YOUR GOAL
Give the text lines of the entries below as a JSON list of strings, one string per line and with blank lines left out. Leave out the pictures.

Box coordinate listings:
***

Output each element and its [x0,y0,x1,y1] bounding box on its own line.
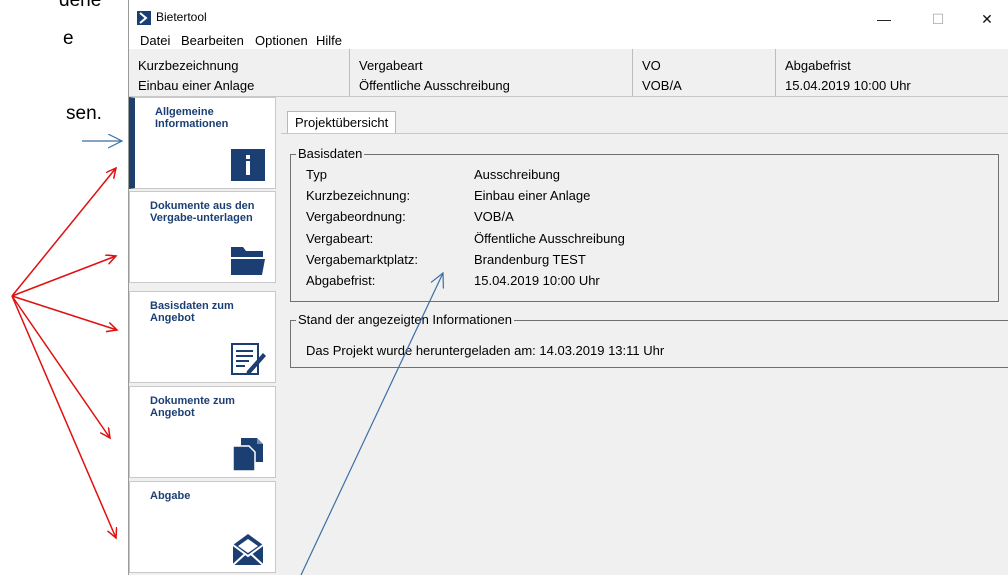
basisdaten-title: Basisdaten [296,146,365,161]
row-value: 15.04.2019 10:00 Uhr [474,273,600,288]
info-vo-label: VO [642,58,661,73]
nav-allgemeine-informationen[interactable]: Allgemeine Informationen [129,97,276,189]
row-value: VOB/A [474,209,514,224]
red-arrow-5 [11,295,116,538]
info-vo-value: VOB/A [642,78,682,93]
stand-text: Das Projekt wurde heruntergeladen am: 14… [306,343,665,358]
info-icon [229,147,267,183]
menu-datei[interactable]: Datei [140,33,170,48]
info-kurz-label: Kurzbezeichnung [138,58,239,73]
nav-label: Abgabe [150,490,191,502]
red-arrow-3 [11,295,117,330]
info-frist-label: Abgabefrist [785,58,851,73]
info-art-label: Vergabeart [359,58,423,73]
content-area: Projektübersicht Basisdaten Typ Ausschre… [281,102,1008,575]
window-title: Bietertool [156,10,207,24]
row-key: Vergabeart: [306,231,374,246]
row-value: Brandenburg TEST [474,252,586,267]
red-arrow-4 [11,295,110,438]
doc-text-fragment-3: sen. [66,103,102,124]
info-abgabefrist: Abgabefrist 15.04.2019 10:00 Uhr [776,49,1008,96]
info-vo: VO VOB/A [633,49,776,96]
red-arrow-2 [11,256,116,297]
nav-dokumente-vergabeunterlagen[interactable]: Dokumente aus den Vergabe-unterlagen [129,191,276,283]
info-kurzbezeichnung: Kurzbezeichnung Einbau einer Anlage [129,49,350,96]
row-key: Vergabemarktplatz: [306,252,419,267]
project-info-bar: Kurzbezeichnung Einbau einer Anlage Verg… [129,49,1008,97]
menu-bearbeiten[interactable]: Bearbeiten [181,33,244,48]
app-logo-icon [137,11,151,25]
tab-projektuebersicht[interactable]: Projektübersicht [287,111,397,134]
nav-label: Allgemeine Informationen [155,106,229,130]
menu-hilfe[interactable]: Hilfe [316,33,342,48]
title-bar: Bietertool — ☐ ✕ [129,0,1008,31]
nav-label: Dokumente zum Angebot [150,395,235,419]
info-art-value: Öffentliche Ausschreibung [359,78,510,93]
nav-basisdaten-angebot[interactable]: Basisdaten zum Angebot [129,291,276,383]
tab-panel: Basisdaten Typ Ausschreibung Kurzbezeich… [281,133,1008,575]
row-key: Kurzbezeichnung: [306,188,411,203]
nav-dokumente-angebot[interactable]: Dokumente zum Angebot [129,386,276,478]
red-arrow-1 [11,168,116,297]
row-value: Ausschreibung [474,167,560,182]
info-vergabeart: Vergabeart Öffentliche Ausschreibung [350,49,633,96]
info-frist-value: 15.04.2019 10:00 Uhr [785,78,911,93]
row-key: Abgabefrist: [306,273,376,288]
row-key: Vergabeordnung: [306,209,406,224]
envelope-icon [229,531,267,567]
row-value: Einbau einer Anlage [474,188,591,203]
nav-abgabe[interactable]: Abgabe [129,481,276,573]
edit-document-icon [229,341,267,377]
nav-label: Dokumente aus den Vergabe-unterlagen [150,200,255,224]
stand-title: Stand der angezeigten Informationen [296,312,514,327]
navigation-sidebar: Allgemeine Informationen Dokumente aus d… [129,97,276,575]
row-value: Öffentliche Ausschreibung [474,231,625,246]
app-window: Bietertool — ☐ ✕ Datei Bearbeiten Option… [128,0,1008,575]
nav-label: Basisdaten zum Angebot [150,300,234,324]
menu-bar: Datei Bearbeiten Optionen Hilfe [129,31,1008,49]
doc-text-fragment-2: e [63,28,74,49]
folder-icon [229,241,267,277]
close-button[interactable]: ✕ [965,8,1008,30]
doc-text-fragment-1: dene [59,0,102,11]
row-key: Typ [306,167,327,182]
maximize-button[interactable]: ☐ [916,8,960,30]
menu-optionen[interactable]: Optionen [255,33,308,48]
minimize-button[interactable]: — [862,8,906,30]
basisdaten-group: Basisdaten Typ Ausschreibung Kurzbezeich… [290,146,999,302]
info-kurz-value: Einbau einer Anlage [138,78,255,93]
stand-group: Stand der angezeigten Informationen Das … [290,312,1008,368]
documents-icon [229,436,267,472]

***

OUTPUT OF THE TASK
[
  "Output each element and its [x0,y0,x1,y1] bounding box on its own line.",
  "basisdaten-title: Basisdaten [296,146,365,161]",
  "row-value: 15.04.2019 10:00 Uhr [474,273,600,288]",
  "info-vo-label: VO [642,58,661,73]",
  "nav-allgemeine-informationen[interactable]: Allgemeine Informationen [129,97,276,189]",
  "row-value: VOB/A [474,209,514,224]",
  "red-arrow-5 [11,295,116,538]",
  "info-vo-value: VOB/A [642,78,682,93]",
  "stand-text: Das Projekt wurde heruntergeladen am: 14… [306,343,665,358]",
  "info-icon [229,147,267,183]",
  "menu-datei[interactable]: Datei [140,33,170,48]",
  "info-kurz-label: Kurzbezeichnung [138,58,239,73]",
  "nav-label: Abgabe [150,490,191,502]",
  "red-arrow-3 [11,295,117,330]",
  "info-frist-label: Abgabefrist [785,58,851,73]",
  "info-art-label: Vergabeart [359,58,423,73]",
  "content-area: Projektübersicht Basisdaten Typ Ausschre… [281,102,1008,575]",
  "window-title: Bietertool [156,10,207,24]",
  "row-key: Vergabeart: [306,231,374,246]",
  "row-value: Brandenburg TEST [474,252,586,267]",
  "red-arrow-4 [11,295,110,438]",
  "doc-text-fragment-3: sen. [66,103,102,124]",
  "info-abgabefrist: Abgabefrist 15.04.2019 10:00 Uhr [776,49,1008,96]",
  "info-vo: VO VOB/A [633,49,776,96]",
  "red-arrow-2 [11,256,116,297]",
  "nav-dokumente-vergabeunterlagen[interactable]: Dokumente aus den Vergabe-unterlagen [129,191,276,283]",
  "info-kurzbezeichnung: Kurzbezeichnung Einbau einer Anlage [129,49,350,96]",
  "row-key: Vergabemarktplatz: [306,252,419,267]",
  "project-info-bar: Kurzbezeichnung Einbau einer Anlage Verg… [129,49,1008,97]",
  "menu-bearbeiten[interactable]: Bearbeiten [181,33,244,48]",
  "app-logo-icon [137,11,151,25]",
  "tab-projektuebersicht[interactable]: Projektübersicht [287,111,397,134]",
  "nav-label: Allgemeine Informationen [155,106,229,130]",
  "menu-hilfe[interactable]: Hilfe [316,33,342,48]",
  "title-bar: Bietertool — ☐ ✕ [129,0,1008,31]",
  "nav-label: Dokumente zum Angebot [150,395,235,419]",
  "info-art-value: Öffentliche Ausschreibung [359,78,510,93]",
  "nav-basisdaten-angebot[interactable]: Basisdaten zum Angebot [129,291,276,383]",
  "tab-panel: Basisdaten Typ Ausschreibung Kurzbezeich… [281,133,1008,575]",
  "row-key: Kurzbezeichnung: [306,188,411,203]",
  "nav-dokumente-angebot[interactable]: Dokumente zum Angebot [129,386,276,478]",
  "red-arrow-1 [11,168,116,297]",
  "row-value: Ausschreibung [474,167,560,182]",
  "info-vergabeart: Vergabeart Öffentliche Ausschreibung [350,49,633,96]",
  "info-frist-value: 15.04.2019 10:00 Uhr [785,78,911,93]",
  "row-key: Abgabefrist: [306,273,376,288]",
  "row-key: Vergabeordnung: [306,209,406,224]",
  "envelope-icon [229,531,267,567]",
  "row-value: Einbau einer Anlage [474,188,591,203]",
  "nav-abgabe[interactable]: Abgabe [129,481,276,573]",
  "edit-document-icon [229,341,267,377]",
  "nav-label: Dokumente aus den Vergabe-unterlagen [150,200,255,224]",
  "stand-title: Stand der angezeigten Informationen [296,312,514,327]",
  "navigation-sidebar: Allgemeine Informationen Dokumente aus d… [129,97,276,575]",
  "row-value: Öffentliche Ausschreibung [474,231,625,246]",
  "app-window: Bietertool — ☐ ✕ Datei Bearbeiten Option… [128,0,1008,575]",
  "nav-label: Basisdaten zum Angebot [150,300,234,324]",
  "menu-bar: Datei Bearbeiten Optionen Hilfe [129,31,1008,49]",
  "doc-text-fragment-2: e [63,28,74,49]",
  "folder-icon [229,241,267,277]",
  "close-button[interactable]: ✕ [965,8,1008,30]",
  "doc-text-fragment-1: dene [59,0,102,11]",
  "row-key: Typ [306,167,327,182]",
  "maximize-button[interactable]: ☐ [916,8,960,30]",
  "menu-optionen[interactable]: Optionen [255,33,308,48]",
  "minimize-button[interactable]: — [862,8,906,30]",
  "basisdaten-group: Basisdaten Typ Ausschreibung Kurzbezeich… [290,146,999,302]",
  "info-kurz-value: Einbau einer Anlage [138,78,255,93]",
  "stand-group: Stand der angezeigten Informationen Das … [290,312,1008,368]",
  "documents-icon [229,436,267,472]"
]